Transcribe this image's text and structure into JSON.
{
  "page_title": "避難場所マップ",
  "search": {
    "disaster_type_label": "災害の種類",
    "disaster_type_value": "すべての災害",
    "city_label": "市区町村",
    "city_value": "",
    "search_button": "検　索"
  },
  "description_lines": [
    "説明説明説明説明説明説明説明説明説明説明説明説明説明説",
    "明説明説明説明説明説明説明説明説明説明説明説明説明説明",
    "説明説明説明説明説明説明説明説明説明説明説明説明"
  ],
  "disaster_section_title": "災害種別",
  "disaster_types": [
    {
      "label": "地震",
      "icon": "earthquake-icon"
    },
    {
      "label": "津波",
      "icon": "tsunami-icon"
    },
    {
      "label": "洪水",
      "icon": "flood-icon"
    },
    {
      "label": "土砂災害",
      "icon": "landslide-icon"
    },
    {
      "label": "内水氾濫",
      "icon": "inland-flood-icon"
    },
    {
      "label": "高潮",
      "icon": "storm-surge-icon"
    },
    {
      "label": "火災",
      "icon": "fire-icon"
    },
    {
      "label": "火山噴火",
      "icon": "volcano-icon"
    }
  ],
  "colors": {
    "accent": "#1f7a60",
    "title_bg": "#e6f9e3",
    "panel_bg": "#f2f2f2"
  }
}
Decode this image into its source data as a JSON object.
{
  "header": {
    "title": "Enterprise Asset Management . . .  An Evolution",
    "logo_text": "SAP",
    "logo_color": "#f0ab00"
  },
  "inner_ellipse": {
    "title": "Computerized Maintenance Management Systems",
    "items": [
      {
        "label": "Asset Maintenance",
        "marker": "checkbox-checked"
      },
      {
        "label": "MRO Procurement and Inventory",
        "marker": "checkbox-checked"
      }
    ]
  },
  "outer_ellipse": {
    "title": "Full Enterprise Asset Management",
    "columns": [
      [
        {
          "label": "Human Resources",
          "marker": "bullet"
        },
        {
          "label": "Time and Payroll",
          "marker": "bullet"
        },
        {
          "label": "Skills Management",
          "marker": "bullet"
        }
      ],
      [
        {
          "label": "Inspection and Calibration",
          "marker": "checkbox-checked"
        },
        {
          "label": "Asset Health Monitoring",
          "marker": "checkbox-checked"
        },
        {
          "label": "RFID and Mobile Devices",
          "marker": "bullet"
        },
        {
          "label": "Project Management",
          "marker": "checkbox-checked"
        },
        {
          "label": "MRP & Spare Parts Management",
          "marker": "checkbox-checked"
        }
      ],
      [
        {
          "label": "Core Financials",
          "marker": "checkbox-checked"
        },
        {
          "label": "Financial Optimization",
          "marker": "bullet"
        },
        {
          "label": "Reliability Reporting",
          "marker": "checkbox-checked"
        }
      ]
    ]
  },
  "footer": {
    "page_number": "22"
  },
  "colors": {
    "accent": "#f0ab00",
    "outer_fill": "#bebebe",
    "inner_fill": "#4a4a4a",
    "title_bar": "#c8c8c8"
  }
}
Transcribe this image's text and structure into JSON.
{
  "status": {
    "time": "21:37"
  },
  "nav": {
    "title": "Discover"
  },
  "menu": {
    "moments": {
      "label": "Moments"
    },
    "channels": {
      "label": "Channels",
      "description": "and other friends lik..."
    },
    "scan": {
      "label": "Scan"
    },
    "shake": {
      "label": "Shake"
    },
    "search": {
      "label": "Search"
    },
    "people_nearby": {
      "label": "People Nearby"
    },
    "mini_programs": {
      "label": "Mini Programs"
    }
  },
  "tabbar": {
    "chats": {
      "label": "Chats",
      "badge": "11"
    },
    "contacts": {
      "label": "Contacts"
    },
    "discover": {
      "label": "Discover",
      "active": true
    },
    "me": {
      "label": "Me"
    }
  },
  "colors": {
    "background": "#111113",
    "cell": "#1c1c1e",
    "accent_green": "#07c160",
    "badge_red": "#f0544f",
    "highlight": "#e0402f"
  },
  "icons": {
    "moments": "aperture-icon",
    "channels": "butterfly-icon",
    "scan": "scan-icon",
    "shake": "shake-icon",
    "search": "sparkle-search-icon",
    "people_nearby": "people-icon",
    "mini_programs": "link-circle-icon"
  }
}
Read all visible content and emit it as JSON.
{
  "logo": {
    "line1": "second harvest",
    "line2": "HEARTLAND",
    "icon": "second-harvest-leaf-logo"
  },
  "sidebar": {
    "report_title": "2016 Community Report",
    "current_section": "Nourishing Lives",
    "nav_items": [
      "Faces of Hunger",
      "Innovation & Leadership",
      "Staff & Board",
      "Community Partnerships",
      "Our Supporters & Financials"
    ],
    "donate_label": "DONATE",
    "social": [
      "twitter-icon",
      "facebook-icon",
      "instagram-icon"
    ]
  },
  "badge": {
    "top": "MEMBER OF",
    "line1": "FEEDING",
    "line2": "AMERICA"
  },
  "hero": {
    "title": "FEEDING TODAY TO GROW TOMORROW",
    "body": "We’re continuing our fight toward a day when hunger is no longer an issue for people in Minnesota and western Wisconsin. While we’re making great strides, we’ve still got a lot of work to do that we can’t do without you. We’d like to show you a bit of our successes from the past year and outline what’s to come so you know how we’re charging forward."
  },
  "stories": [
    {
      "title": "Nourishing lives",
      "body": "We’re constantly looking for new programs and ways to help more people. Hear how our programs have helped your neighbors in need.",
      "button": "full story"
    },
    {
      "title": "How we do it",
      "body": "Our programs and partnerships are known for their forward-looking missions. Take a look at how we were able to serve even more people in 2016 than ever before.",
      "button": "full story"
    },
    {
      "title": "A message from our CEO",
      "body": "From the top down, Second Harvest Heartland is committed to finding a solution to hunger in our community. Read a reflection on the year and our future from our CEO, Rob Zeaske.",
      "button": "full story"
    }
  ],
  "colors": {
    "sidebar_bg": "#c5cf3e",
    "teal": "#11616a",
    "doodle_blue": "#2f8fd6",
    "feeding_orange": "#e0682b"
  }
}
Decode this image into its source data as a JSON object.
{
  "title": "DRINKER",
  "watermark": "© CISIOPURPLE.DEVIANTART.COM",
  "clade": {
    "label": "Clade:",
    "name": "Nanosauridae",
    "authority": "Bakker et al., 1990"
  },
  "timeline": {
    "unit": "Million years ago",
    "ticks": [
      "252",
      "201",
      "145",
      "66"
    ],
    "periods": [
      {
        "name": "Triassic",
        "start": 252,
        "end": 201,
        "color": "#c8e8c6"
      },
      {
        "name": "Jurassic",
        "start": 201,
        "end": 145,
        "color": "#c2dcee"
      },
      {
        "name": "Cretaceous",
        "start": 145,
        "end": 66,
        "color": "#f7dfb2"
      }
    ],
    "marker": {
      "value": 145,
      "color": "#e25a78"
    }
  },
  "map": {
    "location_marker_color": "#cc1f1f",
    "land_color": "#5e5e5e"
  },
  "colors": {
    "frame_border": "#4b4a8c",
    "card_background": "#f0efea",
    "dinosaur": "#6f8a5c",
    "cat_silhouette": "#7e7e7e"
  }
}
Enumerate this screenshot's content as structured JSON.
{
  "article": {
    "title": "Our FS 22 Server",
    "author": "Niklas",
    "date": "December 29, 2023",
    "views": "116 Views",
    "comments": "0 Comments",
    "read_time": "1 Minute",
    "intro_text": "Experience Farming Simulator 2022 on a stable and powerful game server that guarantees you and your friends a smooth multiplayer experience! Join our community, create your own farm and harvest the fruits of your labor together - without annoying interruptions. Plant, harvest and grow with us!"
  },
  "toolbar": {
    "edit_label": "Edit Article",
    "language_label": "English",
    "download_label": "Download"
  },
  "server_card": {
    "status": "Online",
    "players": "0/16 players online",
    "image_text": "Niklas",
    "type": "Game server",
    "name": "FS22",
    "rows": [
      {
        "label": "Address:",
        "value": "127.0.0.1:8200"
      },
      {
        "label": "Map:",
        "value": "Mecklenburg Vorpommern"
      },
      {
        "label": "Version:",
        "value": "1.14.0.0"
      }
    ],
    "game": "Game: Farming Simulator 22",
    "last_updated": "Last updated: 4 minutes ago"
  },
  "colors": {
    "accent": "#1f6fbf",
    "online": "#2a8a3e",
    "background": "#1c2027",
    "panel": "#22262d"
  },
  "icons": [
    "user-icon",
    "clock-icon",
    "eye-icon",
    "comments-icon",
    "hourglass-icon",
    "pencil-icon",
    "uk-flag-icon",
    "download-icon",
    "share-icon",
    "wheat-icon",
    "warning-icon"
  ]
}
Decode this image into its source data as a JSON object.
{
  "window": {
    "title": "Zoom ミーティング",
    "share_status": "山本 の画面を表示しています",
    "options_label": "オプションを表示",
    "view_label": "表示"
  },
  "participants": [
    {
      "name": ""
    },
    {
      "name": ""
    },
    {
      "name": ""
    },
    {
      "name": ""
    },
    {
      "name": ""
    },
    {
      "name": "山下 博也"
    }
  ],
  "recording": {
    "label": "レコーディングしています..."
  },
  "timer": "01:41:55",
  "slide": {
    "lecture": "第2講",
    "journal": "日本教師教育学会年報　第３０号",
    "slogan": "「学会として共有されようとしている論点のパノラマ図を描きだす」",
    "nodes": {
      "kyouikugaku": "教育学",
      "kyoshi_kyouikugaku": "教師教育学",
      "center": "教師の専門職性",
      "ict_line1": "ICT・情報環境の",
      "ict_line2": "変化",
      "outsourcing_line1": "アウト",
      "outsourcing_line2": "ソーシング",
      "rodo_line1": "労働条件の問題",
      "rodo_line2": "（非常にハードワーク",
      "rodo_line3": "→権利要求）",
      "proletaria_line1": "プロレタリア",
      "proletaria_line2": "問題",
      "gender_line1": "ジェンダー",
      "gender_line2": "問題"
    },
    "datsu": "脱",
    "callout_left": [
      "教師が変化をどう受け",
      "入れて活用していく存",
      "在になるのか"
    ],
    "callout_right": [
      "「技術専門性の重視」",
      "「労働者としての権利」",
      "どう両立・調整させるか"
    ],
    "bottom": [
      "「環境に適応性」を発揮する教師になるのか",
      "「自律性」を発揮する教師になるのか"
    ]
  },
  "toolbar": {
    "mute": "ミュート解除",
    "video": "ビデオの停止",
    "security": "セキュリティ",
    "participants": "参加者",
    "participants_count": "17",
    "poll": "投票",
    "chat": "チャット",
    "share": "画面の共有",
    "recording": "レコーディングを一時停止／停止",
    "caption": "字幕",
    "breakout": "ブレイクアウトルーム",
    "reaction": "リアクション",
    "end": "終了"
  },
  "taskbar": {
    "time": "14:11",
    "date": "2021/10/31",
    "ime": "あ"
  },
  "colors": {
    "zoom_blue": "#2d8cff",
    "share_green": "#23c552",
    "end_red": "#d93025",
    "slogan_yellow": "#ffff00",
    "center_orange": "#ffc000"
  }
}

◆ **THE PROBLEM**:
Each line that holds the word "Simulator" should be extracted from the records.

◆ **SOLVED PROBLEM**:
    "intro_text": "Experience Farming Simulator 2022 on a stable and powerful game server that guarantees you and your friends a smooth multiplayer experience! Join our community, create your own farm and harvest the fruits of your labor together - without annoying interruptions. Plant, harvest and grow with us!"
    "game": "Game: Farming Simulator 22",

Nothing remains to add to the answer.